## [Objective]
Could you rewrite all of the entries with "every UI element" changed to "each interface element" and everything else unchanged? Leave the pictures out of your version.
__________________________________________________
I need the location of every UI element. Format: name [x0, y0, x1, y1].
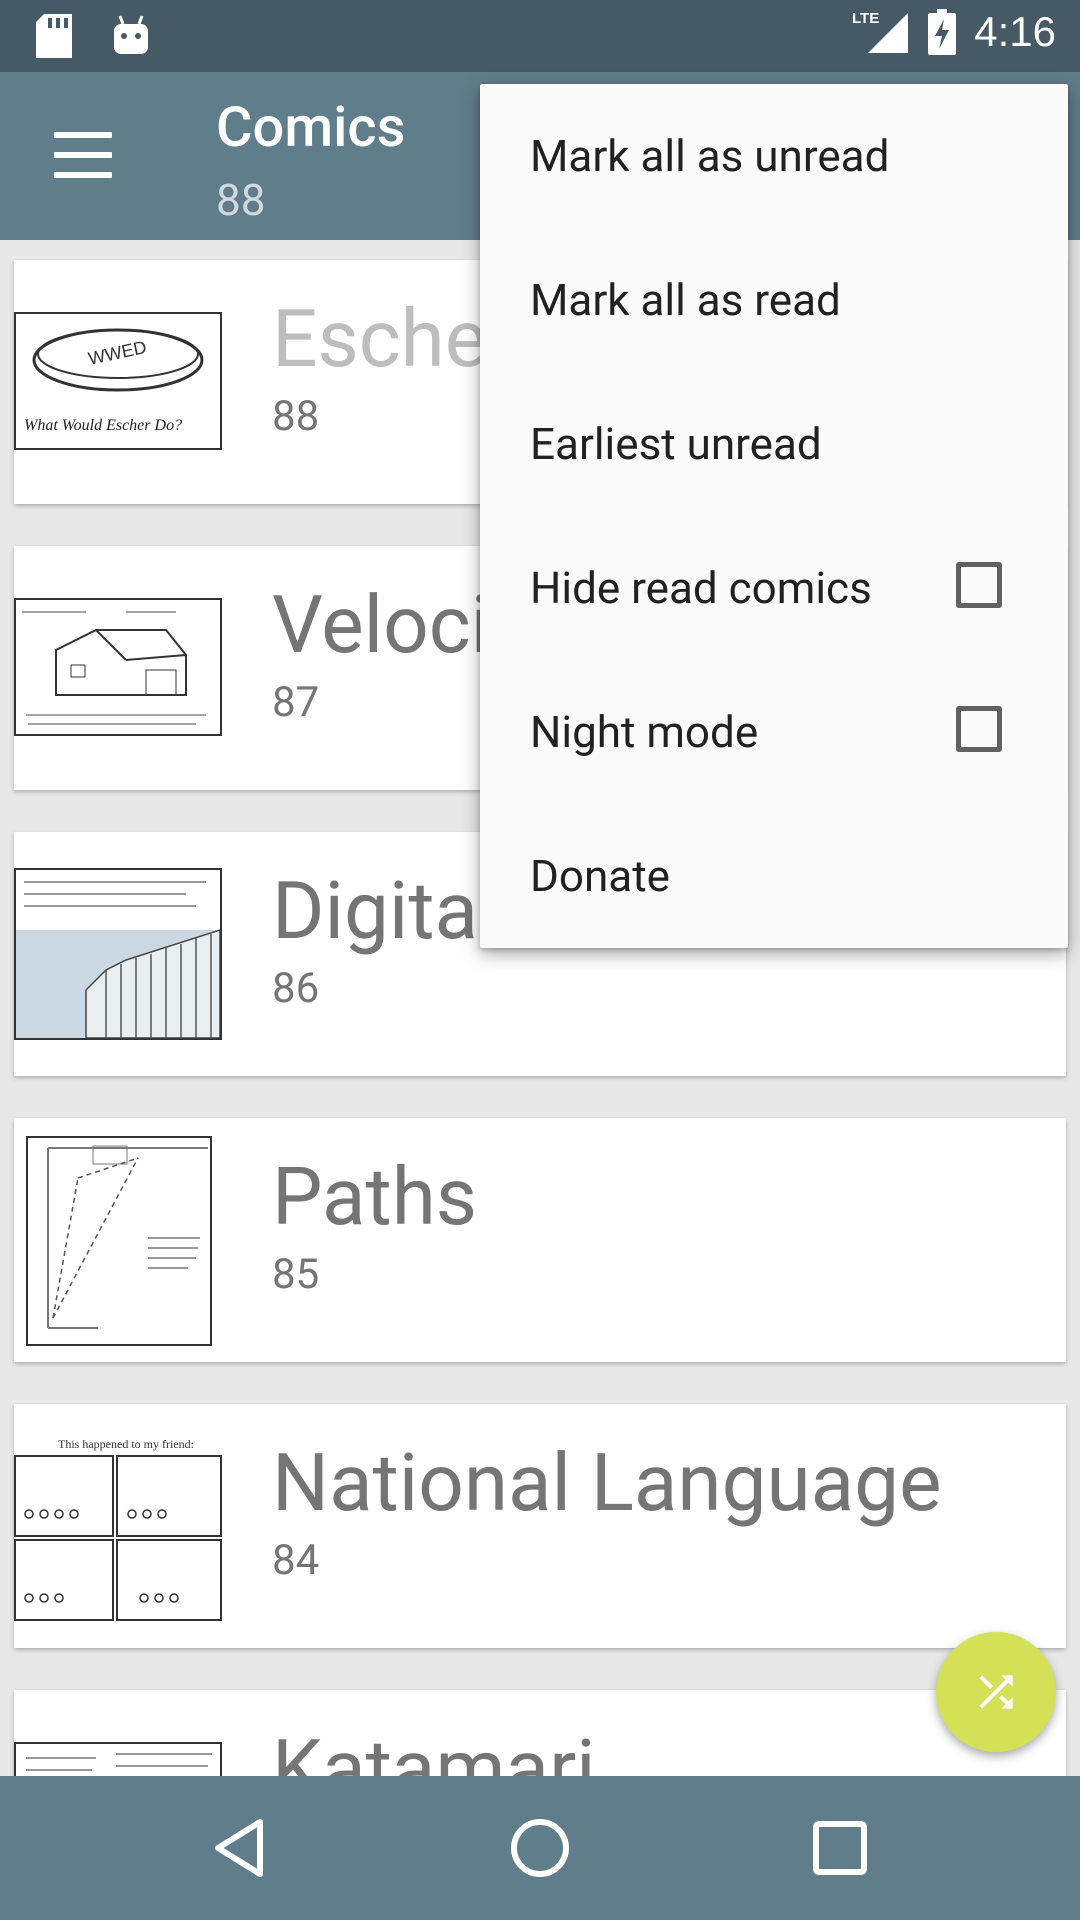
- menu-item-label: Mark all as unread: [530, 130, 890, 182]
- comic-thumbnail: [26, 1136, 212, 1346]
- comic-number: 86: [272, 964, 320, 1013]
- comic-title: National Language: [272, 1436, 942, 1530]
- comic-title: Paths: [272, 1150, 478, 1244]
- comic-card[interactable]: This happened to my friend: National Lan…: [14, 1404, 1066, 1648]
- comic-card[interactable]: Katamari: [14, 1690, 1066, 1776]
- night-mode-checkbox[interactable]: [956, 706, 1002, 752]
- comic-number: 85: [272, 1250, 320, 1299]
- back-icon[interactable]: [204, 1812, 276, 1884]
- comic-thumbnail: [14, 1742, 222, 1776]
- menu-item-label: Donate: [530, 850, 670, 902]
- comic-number: 88: [272, 392, 320, 441]
- sd-card-icon: [36, 14, 72, 58]
- home-icon[interactable]: [504, 1812, 576, 1884]
- menu-item-label: Hide read comics: [530, 562, 872, 614]
- comic-card[interactable]: Paths 85: [14, 1118, 1066, 1362]
- comic-title: Digita: [272, 864, 479, 958]
- menu-item-mark-all-read[interactable]: Mark all as read: [480, 228, 1068, 372]
- android-icon: [114, 15, 148, 54]
- shuffle-icon: [979, 1675, 1013, 1709]
- thumb-caption: What Would Escher Do?: [24, 417, 182, 434]
- menu-item-night-mode[interactable]: Night mode: [480, 660, 1068, 804]
- comic-title: Esche: [272, 292, 488, 386]
- thumb-caption: This happened to my friend:: [58, 1437, 194, 1451]
- svg-text:LTE: LTE: [852, 10, 879, 27]
- comic-title: Katamari: [272, 1722, 596, 1776]
- lte-signal-icon: LTE: [852, 10, 909, 53]
- comic-thumbnail: [14, 598, 222, 736]
- hamburger-menu-icon[interactable]: [54, 132, 112, 178]
- menu-item-label: Mark all as read: [530, 274, 841, 326]
- page-subtitle: 88: [216, 174, 266, 226]
- menu-item-donate[interactable]: Donate: [480, 804, 1068, 948]
- comic-thumbnail: This happened to my friend:: [14, 1434, 222, 1624]
- hide-read-checkbox[interactable]: [956, 562, 1002, 608]
- menu-item-earliest-unread[interactable]: Earliest unread: [480, 372, 1068, 516]
- comic-thumbnail: WWED What Would Escher Do?: [14, 312, 222, 450]
- comic-thumbnail: [14, 868, 222, 1040]
- menu-item-mark-all-unread[interactable]: Mark all as unread: [480, 84, 1068, 228]
- shuffle-button[interactable]: [936, 1632, 1056, 1752]
- menu-item-label: Night mode: [530, 706, 759, 758]
- clock: 4:16: [974, 8, 1056, 55]
- overflow-menu: Mark all as unread Mark all as read Earl…: [480, 84, 1068, 948]
- menu-item-hide-read-comics[interactable]: Hide read comics: [480, 516, 1068, 660]
- battery-charging-icon: [928, 9, 957, 55]
- menu-item-label: Earliest unread: [530, 418, 822, 470]
- status-bar: LTE 4:16: [0, 0, 1080, 72]
- page-title: Comics: [216, 94, 406, 160]
- thumb-band-text: WWED: [86, 337, 148, 369]
- recents-icon[interactable]: [804, 1812, 876, 1884]
- comic-number: 87: [272, 678, 320, 727]
- comic-title: Veloci: [272, 578, 491, 672]
- system-nav-bar: [0, 1776, 1080, 1920]
- comic-number: 84: [272, 1536, 320, 1585]
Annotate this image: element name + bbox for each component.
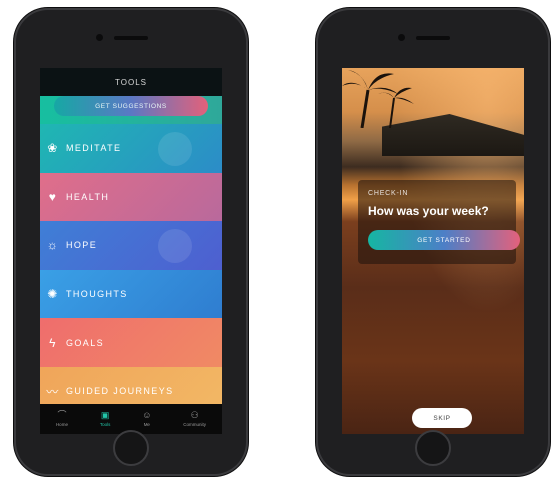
heart-icon: ♥ <box>48 189 58 204</box>
tile-label-meditate: MEDITATE <box>66 143 122 154</box>
lightbulb-icon: ✺ <box>47 287 59 302</box>
tab-community[interactable]: ⚇ Community <box>183 410 207 428</box>
person-icon: ☺ <box>142 410 152 420</box>
tile-label-thoughts: THOUGHTS <box>66 289 128 300</box>
home-button[interactable] <box>113 430 149 466</box>
get-suggestions-button[interactable]: GET SUGGESTIONS <box>54 96 208 116</box>
tile-label-hope: HOPE <box>66 240 98 251</box>
front-camera <box>398 34 405 41</box>
tile-hope[interactable]: ☼ HOPE <box>40 221 222 270</box>
tab-label-tools: Tools <box>99 422 111 427</box>
tile-goals[interactable]: ϟ GOALS <box>40 318 222 367</box>
front-camera <box>96 34 103 41</box>
tile-label-goals: GOALS <box>66 337 105 348</box>
sun-icon: ☼ <box>46 238 60 253</box>
home-icon: ⌒ <box>57 410 67 420</box>
tab-label-me: Me <box>143 422 150 427</box>
lightning-icon: ϟ <box>49 335 57 350</box>
tab-label-community: Community <box>183 422 207 427</box>
page-title: TOOLS <box>40 68 222 96</box>
checkin-label: CHECK-IN <box>368 190 409 197</box>
earpiece-speaker <box>416 36 450 40</box>
phone-left: TOOLS GET SUGGESTIONS ❀ MEDITATE ♥ HEALT… <box>14 8 248 476</box>
phone-right: CHECK-IN How was your week? GET STARTED … <box>316 8 550 476</box>
checkin-card: CHECK-IN How was your week? GET STARTED <box>358 180 520 264</box>
tab-me[interactable]: ☺ Me <box>142 410 152 428</box>
lotus-icon: ❀ <box>47 141 59 156</box>
earpiece-speaker <box>114 36 148 40</box>
suggestions-bar: GET SUGGESTIONS <box>40 96 222 124</box>
moon-decoration <box>158 229 192 264</box>
checkin-title: How was your week? <box>368 204 489 218</box>
tile-label-health: HEALTH <box>66 191 110 202</box>
checkin-screen: CHECK-IN How was your week? GET STARTED … <box>342 68 524 434</box>
tile-meditate[interactable]: ❀ MEDITATE <box>40 124 222 173</box>
path-icon: 〰 <box>46 384 60 399</box>
meditating-figure-decoration <box>158 132 192 166</box>
tools-screen: TOOLS GET SUGGESTIONS ❀ MEDITATE ♥ HEALT… <box>40 68 222 434</box>
tile-health[interactable]: ♥ HEALTH <box>40 172 222 222</box>
home-button[interactable] <box>415 430 451 466</box>
palm-tree-silhouette <box>342 70 414 128</box>
tile-label-guided-journeys: GUIDED JOURNEYS <box>66 386 174 397</box>
tab-home[interactable]: ⌒ Home <box>55 410 68 428</box>
community-icon: ⚇ <box>190 410 199 420</box>
tile-thoughts[interactable]: ✺ THOUGHTS <box>40 269 222 319</box>
briefcase-icon: ▣ <box>100 410 110 420</box>
get-started-button[interactable]: GET STARTED <box>368 230 520 250</box>
tab-label-home: Home <box>55 422 68 427</box>
tab-tools[interactable]: ▣ Tools <box>99 410 111 428</box>
skip-button[interactable]: SKIP <box>412 408 472 428</box>
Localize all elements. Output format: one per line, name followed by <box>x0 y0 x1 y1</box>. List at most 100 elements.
__________________________________________________
## [Finished answer]
I need the location of each interface element. Format: name [x0, y0, x1, y1].
- menu-item-label: Mark all as unread: [530, 130, 890, 182]
- comic-thumbnail: [26, 1136, 212, 1346]
- comic-number: 86: [272, 964, 320, 1013]
- comic-title: National Language: [272, 1436, 942, 1530]
- comic-title: Paths: [272, 1150, 478, 1244]
- comic-card[interactable]: This happened to my friend: National Lan…: [14, 1404, 1066, 1648]
- comic-card[interactable]: Katamari: [14, 1690, 1066, 1776]
- night-mode-checkbox[interactable]: [956, 706, 1002, 752]
- comic-number: 85: [272, 1250, 320, 1299]
- back-icon[interactable]: [204, 1812, 276, 1884]
- comic-thumbnail: [14, 1742, 222, 1776]
- menu-item-label: Donate: [530, 850, 670, 902]
- comic-number: 88: [272, 392, 320, 441]
- sd-card-icon: [36, 14, 72, 58]
- home-icon[interactable]: [504, 1812, 576, 1884]
- menu-item-label: Hide read comics: [530, 562, 872, 614]
- comic-card[interactable]: Paths 85: [14, 1118, 1066, 1362]
- comic-title: Digita: [272, 864, 479, 958]
- menu-item-mark-all-read[interactable]: Mark all as read: [480, 228, 1068, 372]
- android-icon: [114, 15, 148, 54]
- shuffle-icon: [979, 1675, 1013, 1709]
- thumb-caption: What Would Escher Do?: [24, 417, 182, 434]
- menu-item-night-mode[interactable]: Night mode: [480, 660, 1068, 804]
- comic-title: Esche: [272, 292, 488, 386]
- thumb-caption: This happened to my friend:: [58, 1437, 194, 1451]
- svg-text:LTE: LTE: [852, 10, 879, 27]
- comic-title: Katamari: [272, 1722, 596, 1776]
- lte-signal-icon: LTE: [852, 10, 909, 53]
- comic-thumbnail: [14, 598, 222, 736]
- hamburger-menu-icon[interactable]: [54, 132, 112, 178]
- menu-item-label: Mark all as read: [530, 274, 841, 326]
- page-subtitle: 88: [216, 174, 266, 226]
- menu-item-donate[interactable]: Donate: [480, 804, 1068, 948]
- comic-thumbnail: This happened to my friend:: [14, 1434, 222, 1624]
- hide-read-checkbox[interactable]: [956, 562, 1002, 608]
- menu-item-earliest-unread[interactable]: Earliest unread: [480, 372, 1068, 516]
- comic-thumbnail: WWED What Would Escher Do?: [14, 312, 222, 450]
- comic-thumbnail: [14, 868, 222, 1040]
- menu-item-mark-all-unread[interactable]: Mark all as unread: [480, 84, 1068, 228]
- shuffle-button[interactable]: [936, 1632, 1056, 1752]
- menu-item-label: Night mode: [530, 706, 759, 758]
- clock: 4:16: [974, 8, 1056, 55]
- overflow-menu: Mark all as unread Mark all as read Earl…: [480, 84, 1068, 948]
- menu-item-hide-read-comics[interactable]: Hide read comics: [480, 516, 1068, 660]
- battery-charging-icon: [928, 9, 957, 55]
- menu-item-label: Earliest unread: [530, 418, 822, 470]
- status-bar: LTE 4:16: [0, 0, 1080, 72]
- page-title: Comics: [216, 94, 406, 160]
- thumb-band-text: WWED: [86, 337, 148, 369]
- recents-icon[interactable]: [804, 1812, 876, 1884]
- comic-number: 87: [272, 678, 320, 727]
- comic-title: Veloci: [272, 578, 491, 672]
- system-nav-bar: [0, 1776, 1080, 1920]
- comic-number: 84: [272, 1536, 320, 1585]
Annotate this image: element name + bbox for each component.
heart-icon: ♥ <box>48 189 58 204</box>
tile-label-meditate: MEDITATE <box>66 143 122 154</box>
lightbulb-icon: ✺ <box>47 287 59 302</box>
tab-community[interactable]: ⚇ Community <box>183 410 207 428</box>
person-icon: ☺ <box>142 410 152 420</box>
tile-label-thoughts: THOUGHTS <box>66 289 128 300</box>
home-button[interactable] <box>113 430 149 466</box>
get-suggestions-button[interactable]: GET SUGGESTIONS <box>54 96 208 116</box>
tile-label-hope: HOPE <box>66 240 98 251</box>
front-camera <box>398 34 405 41</box>
tile-hope[interactable]: ☼ HOPE <box>40 221 222 270</box>
tab-label-tools: Tools <box>99 422 111 427</box>
tile-goals[interactable]: ϟ GOALS <box>40 318 222 367</box>
front-camera <box>96 34 103 41</box>
tile-label-goals: GOALS <box>66 337 105 348</box>
sun-icon: ☼ <box>46 238 60 253</box>
home-icon: ⌒ <box>57 410 67 420</box>
tab-label-me: Me <box>143 422 150 427</box>
lightning-icon: ϟ <box>49 335 57 350</box>
tab-label-community: Community <box>183 422 207 427</box>
page-title: TOOLS <box>40 68 222 96</box>
checkin-label: CHECK-IN <box>368 190 409 197</box>
earpiece-speaker <box>416 36 450 40</box>
phone-left: TOOLS GET SUGGESTIONS ❀ MEDITATE ♥ HEALT… <box>14 8 248 476</box>
phone-right: CHECK-IN How was your week? GET STARTED … <box>316 8 550 476</box>
checkin-card: CHECK-IN How was your week? GET STARTED <box>358 180 520 264</box>
tab-me[interactable]: ☺ Me <box>142 410 152 428</box>
lotus-icon: ❀ <box>47 141 59 156</box>
earpiece-speaker <box>114 36 148 40</box>
suggestions-bar: GET SUGGESTIONS <box>40 96 222 124</box>
moon-decoration <box>158 229 192 264</box>
checkin-title: How was your week? <box>368 204 489 218</box>
tile-label-health: HEALTH <box>66 191 110 202</box>
checkin-screen: CHECK-IN How was your week? GET STARTED … <box>342 68 524 434</box>
tile-meditate[interactable]: ❀ MEDITATE <box>40 124 222 173</box>
path-icon: 〰 <box>46 384 60 399</box>
meditating-figure-decoration <box>158 132 192 166</box>
tools-screen: TOOLS GET SUGGESTIONS ❀ MEDITATE ♥ HEALT… <box>40 68 222 434</box>
tile-health[interactable]: ♥ HEALTH <box>40 172 222 222</box>
home-button[interactable] <box>415 430 451 466</box>
palm-tree-silhouette <box>342 70 414 128</box>
tile-label-guided-journeys: GUIDED JOURNEYS <box>66 386 174 397</box>
tab-home[interactable]: ⌒ Home <box>55 410 68 428</box>
community-icon: ⚇ <box>190 410 199 420</box>
tile-thoughts[interactable]: ✺ THOUGHTS <box>40 269 222 319</box>
briefcase-icon: ▣ <box>100 410 110 420</box>
get-started-button[interactable]: GET STARTED <box>368 230 520 250</box>
tab-label-home: Home <box>55 422 68 427</box>
tab-tools[interactable]: ▣ Tools <box>99 410 111 428</box>
skip-button[interactable]: SKIP <box>412 408 472 428</box>
Localize all elements. Output format: one per line, name followed by <box>x0 y0 x1 y1</box>. List at most 100 elements.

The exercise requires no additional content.